Stored items from a collection:
______

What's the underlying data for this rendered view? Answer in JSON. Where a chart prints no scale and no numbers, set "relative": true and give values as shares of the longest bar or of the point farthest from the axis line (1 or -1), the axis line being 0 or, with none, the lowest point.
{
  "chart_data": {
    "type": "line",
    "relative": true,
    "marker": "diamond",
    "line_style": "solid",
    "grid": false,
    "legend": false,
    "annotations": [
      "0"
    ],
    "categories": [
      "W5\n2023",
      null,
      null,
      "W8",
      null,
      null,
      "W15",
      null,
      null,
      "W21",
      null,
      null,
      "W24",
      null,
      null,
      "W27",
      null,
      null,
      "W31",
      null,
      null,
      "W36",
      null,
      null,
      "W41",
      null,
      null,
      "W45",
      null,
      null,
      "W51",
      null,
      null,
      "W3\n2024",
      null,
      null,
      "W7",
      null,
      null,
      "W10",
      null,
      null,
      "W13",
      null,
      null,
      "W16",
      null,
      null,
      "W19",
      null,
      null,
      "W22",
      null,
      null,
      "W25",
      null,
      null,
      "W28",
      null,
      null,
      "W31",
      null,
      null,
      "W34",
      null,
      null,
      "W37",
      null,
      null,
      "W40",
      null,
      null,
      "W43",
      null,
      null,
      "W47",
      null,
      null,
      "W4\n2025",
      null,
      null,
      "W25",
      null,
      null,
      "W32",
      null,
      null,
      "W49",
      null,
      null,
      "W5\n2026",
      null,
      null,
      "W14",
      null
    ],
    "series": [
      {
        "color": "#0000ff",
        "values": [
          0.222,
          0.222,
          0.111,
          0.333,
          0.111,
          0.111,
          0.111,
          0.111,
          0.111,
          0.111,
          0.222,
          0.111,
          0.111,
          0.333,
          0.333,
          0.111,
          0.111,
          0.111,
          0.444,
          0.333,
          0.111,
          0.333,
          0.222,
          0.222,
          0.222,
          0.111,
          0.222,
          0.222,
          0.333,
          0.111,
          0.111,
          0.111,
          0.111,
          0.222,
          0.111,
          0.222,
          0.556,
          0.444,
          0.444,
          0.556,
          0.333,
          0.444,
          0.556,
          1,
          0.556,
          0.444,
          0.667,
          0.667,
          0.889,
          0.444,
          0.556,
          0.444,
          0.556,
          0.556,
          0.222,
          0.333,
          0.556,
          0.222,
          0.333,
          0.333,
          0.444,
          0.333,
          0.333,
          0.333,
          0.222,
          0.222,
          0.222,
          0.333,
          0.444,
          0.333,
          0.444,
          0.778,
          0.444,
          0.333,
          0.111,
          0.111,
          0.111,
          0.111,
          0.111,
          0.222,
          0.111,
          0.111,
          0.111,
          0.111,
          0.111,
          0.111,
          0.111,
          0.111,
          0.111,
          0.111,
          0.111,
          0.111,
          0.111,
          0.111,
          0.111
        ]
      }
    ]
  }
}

______

> **Problem to solve**
Lines containing "values" are to be counted. State the total and add nothing.

> **Task output**
2